- _YOUR GOAL_:
Note how many lines include the word "어둠에서", and give that number by itself.

[Collected data entries]
==================================================
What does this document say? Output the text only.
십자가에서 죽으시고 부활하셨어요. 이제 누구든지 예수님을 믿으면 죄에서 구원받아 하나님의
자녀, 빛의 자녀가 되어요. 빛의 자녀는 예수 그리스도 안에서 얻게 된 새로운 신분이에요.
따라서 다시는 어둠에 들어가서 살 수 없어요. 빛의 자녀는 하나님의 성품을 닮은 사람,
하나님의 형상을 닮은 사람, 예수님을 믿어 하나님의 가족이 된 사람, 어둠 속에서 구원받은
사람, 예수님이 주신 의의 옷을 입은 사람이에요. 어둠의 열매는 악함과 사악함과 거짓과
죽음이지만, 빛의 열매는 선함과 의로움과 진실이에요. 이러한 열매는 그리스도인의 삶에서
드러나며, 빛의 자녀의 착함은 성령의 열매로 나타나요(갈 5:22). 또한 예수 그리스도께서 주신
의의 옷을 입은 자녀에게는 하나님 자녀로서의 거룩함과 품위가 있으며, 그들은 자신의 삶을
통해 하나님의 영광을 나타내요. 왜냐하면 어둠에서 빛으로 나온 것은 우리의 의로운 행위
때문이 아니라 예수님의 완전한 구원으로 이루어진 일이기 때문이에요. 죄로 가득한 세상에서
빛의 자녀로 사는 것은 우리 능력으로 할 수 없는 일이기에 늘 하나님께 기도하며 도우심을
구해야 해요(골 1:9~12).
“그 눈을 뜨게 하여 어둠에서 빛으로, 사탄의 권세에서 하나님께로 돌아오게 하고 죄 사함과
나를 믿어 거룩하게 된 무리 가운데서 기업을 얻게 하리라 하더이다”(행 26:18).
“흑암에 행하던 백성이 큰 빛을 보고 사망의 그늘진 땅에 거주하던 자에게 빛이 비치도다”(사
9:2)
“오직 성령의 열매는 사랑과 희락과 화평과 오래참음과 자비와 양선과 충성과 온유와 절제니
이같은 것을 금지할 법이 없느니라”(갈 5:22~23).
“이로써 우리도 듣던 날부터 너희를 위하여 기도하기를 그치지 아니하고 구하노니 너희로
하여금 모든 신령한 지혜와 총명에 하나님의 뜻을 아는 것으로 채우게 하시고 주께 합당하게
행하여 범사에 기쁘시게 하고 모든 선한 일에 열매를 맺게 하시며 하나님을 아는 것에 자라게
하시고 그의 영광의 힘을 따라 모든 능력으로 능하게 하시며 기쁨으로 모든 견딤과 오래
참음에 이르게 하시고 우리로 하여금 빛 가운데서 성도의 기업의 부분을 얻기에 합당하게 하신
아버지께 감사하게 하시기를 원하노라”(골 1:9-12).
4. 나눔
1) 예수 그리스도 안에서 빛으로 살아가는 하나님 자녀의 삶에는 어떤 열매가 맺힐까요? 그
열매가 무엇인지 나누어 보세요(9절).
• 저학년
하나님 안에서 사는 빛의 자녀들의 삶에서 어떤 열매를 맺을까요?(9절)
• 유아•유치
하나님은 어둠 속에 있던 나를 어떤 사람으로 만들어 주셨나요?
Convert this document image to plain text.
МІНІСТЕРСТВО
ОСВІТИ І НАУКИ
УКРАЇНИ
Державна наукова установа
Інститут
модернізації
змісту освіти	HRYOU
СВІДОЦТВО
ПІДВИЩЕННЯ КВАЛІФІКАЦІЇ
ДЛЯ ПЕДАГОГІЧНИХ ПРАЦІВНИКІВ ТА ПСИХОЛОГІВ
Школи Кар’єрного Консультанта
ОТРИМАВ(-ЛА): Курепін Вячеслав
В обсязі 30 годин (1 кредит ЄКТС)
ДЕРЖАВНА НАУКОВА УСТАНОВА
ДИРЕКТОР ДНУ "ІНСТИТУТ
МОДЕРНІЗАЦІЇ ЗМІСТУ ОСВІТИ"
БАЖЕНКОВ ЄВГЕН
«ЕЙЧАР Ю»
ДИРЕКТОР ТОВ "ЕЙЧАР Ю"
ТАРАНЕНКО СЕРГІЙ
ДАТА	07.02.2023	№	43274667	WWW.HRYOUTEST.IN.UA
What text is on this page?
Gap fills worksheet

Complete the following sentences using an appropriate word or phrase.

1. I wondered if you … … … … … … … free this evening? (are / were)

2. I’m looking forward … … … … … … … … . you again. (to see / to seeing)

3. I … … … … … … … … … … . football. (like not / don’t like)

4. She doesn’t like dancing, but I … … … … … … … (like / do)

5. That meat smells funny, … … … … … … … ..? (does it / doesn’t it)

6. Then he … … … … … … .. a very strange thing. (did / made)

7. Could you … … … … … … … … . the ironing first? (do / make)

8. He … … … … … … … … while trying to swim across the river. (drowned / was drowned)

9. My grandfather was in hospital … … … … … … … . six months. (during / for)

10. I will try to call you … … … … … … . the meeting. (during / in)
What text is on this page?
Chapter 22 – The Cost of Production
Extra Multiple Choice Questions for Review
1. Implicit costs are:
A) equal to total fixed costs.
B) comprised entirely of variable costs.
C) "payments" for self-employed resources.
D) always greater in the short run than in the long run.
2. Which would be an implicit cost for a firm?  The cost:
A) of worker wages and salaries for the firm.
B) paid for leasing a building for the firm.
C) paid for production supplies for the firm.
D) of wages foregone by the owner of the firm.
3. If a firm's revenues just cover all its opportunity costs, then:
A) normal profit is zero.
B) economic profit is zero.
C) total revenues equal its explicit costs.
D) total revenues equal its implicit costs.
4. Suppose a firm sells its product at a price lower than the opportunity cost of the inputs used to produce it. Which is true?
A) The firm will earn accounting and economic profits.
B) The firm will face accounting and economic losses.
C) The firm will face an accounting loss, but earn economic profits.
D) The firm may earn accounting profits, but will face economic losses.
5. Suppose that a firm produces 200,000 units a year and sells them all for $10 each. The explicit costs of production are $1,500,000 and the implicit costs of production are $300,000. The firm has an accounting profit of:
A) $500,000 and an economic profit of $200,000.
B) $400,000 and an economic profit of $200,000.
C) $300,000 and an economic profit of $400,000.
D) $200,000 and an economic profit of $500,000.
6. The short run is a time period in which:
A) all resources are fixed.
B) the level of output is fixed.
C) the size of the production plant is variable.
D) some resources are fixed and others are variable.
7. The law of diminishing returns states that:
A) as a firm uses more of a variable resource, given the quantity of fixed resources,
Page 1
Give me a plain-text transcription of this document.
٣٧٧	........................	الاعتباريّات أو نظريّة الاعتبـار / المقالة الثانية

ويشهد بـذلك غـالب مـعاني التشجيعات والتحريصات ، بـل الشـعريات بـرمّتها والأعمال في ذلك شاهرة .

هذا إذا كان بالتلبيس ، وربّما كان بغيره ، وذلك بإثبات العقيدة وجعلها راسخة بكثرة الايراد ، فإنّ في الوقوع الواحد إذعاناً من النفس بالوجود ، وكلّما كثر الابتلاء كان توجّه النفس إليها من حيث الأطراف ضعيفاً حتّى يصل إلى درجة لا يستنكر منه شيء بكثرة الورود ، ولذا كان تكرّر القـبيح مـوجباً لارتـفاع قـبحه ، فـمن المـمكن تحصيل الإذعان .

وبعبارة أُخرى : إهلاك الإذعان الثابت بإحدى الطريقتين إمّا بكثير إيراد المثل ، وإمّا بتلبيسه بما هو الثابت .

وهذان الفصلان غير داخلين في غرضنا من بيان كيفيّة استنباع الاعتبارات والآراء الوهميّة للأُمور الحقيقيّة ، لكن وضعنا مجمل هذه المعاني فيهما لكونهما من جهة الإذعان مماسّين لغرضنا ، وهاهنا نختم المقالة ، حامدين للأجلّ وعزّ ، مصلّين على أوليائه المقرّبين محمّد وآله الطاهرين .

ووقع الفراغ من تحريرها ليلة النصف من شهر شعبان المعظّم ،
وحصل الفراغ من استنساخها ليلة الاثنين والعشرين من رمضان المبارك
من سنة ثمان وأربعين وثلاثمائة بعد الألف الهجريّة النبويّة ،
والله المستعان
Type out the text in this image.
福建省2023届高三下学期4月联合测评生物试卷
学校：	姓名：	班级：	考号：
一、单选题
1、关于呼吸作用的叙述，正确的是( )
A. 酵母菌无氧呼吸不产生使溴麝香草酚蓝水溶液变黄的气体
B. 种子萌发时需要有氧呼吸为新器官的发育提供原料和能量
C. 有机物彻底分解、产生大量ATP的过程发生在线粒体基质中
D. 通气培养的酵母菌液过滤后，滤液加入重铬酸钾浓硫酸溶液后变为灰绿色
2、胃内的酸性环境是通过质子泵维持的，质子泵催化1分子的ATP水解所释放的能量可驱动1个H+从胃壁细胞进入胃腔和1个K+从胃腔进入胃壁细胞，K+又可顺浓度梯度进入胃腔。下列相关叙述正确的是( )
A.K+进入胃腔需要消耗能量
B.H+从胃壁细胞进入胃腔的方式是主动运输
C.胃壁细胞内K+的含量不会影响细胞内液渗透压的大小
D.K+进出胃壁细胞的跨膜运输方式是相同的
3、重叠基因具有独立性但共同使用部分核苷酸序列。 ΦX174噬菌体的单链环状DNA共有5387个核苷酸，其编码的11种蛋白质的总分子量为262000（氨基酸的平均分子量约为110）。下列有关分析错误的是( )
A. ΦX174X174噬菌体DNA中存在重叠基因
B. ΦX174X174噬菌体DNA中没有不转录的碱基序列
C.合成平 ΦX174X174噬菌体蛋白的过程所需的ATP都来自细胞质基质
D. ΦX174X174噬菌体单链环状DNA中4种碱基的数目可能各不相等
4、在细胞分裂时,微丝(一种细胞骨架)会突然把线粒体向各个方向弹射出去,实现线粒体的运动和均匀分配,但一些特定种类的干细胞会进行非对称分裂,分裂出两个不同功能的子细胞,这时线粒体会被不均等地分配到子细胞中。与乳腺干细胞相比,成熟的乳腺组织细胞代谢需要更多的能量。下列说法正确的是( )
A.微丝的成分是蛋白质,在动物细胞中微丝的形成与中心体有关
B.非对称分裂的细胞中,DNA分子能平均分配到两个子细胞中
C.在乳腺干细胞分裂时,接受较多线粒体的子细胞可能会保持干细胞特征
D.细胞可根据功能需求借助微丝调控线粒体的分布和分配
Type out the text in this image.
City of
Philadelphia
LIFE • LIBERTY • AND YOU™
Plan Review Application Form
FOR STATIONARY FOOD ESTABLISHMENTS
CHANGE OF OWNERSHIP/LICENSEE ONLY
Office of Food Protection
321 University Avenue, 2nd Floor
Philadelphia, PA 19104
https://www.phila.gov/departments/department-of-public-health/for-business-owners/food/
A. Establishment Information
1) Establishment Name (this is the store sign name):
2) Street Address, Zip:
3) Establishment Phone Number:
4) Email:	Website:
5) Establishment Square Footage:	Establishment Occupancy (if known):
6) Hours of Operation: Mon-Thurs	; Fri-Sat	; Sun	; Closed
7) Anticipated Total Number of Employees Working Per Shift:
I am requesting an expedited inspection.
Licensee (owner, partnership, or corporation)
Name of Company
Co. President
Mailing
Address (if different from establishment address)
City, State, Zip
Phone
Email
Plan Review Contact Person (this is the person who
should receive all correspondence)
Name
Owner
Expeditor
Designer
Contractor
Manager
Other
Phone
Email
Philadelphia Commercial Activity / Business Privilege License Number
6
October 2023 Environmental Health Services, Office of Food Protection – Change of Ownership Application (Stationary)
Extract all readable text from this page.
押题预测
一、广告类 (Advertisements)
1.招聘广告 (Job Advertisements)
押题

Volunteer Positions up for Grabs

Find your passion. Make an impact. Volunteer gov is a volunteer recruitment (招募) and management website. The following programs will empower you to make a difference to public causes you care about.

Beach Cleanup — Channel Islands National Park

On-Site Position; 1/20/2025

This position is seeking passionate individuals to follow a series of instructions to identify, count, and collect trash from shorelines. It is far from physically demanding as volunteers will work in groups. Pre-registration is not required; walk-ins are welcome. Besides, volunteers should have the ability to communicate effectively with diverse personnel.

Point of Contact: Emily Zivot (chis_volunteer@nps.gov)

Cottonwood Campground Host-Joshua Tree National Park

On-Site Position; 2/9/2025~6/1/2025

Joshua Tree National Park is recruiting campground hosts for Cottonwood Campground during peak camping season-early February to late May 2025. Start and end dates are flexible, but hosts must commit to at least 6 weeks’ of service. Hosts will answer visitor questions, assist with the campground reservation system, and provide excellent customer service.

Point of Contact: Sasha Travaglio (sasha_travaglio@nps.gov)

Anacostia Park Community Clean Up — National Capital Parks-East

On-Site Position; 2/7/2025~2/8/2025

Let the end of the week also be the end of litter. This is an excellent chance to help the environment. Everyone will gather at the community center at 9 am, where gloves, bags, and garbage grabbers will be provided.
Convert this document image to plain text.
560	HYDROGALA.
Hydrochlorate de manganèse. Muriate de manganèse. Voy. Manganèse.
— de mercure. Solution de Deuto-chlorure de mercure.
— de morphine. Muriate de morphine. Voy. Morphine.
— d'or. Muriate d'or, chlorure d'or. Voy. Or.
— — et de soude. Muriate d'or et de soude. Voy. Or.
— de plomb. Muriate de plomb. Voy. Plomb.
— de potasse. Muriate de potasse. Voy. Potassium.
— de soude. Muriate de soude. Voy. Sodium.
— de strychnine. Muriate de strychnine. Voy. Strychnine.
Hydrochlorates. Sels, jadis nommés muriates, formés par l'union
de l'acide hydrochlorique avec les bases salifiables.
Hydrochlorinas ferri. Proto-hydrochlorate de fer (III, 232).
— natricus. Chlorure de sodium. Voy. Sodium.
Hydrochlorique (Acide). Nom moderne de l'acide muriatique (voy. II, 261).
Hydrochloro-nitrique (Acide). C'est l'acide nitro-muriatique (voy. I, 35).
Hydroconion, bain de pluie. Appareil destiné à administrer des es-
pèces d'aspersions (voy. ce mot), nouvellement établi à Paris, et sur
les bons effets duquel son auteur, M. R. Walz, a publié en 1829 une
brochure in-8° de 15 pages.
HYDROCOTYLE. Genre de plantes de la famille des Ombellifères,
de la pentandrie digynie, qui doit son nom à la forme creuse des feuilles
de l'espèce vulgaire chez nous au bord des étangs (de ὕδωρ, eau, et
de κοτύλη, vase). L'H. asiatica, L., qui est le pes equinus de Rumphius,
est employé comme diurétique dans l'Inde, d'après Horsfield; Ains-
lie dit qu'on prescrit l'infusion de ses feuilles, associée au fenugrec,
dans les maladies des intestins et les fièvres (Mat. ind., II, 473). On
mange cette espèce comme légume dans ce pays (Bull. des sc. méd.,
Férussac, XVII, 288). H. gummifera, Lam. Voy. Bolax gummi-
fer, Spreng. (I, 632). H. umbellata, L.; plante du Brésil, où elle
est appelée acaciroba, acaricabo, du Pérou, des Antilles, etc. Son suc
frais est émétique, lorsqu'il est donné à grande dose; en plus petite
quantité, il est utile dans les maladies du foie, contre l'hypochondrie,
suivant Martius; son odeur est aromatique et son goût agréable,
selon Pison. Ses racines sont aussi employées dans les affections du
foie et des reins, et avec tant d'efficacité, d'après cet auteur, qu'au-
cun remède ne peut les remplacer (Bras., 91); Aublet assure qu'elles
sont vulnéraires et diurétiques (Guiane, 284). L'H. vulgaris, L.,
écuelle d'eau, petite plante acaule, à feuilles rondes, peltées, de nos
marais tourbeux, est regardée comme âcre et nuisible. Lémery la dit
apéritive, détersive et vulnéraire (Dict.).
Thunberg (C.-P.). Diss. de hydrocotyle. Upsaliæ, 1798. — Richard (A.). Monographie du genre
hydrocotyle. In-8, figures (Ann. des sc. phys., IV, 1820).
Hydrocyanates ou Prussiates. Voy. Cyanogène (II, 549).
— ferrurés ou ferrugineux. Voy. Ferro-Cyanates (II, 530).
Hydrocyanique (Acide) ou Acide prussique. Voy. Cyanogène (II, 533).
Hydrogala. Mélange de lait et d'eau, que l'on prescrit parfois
==================================================
- _COMPLETED EXERCISE_:
2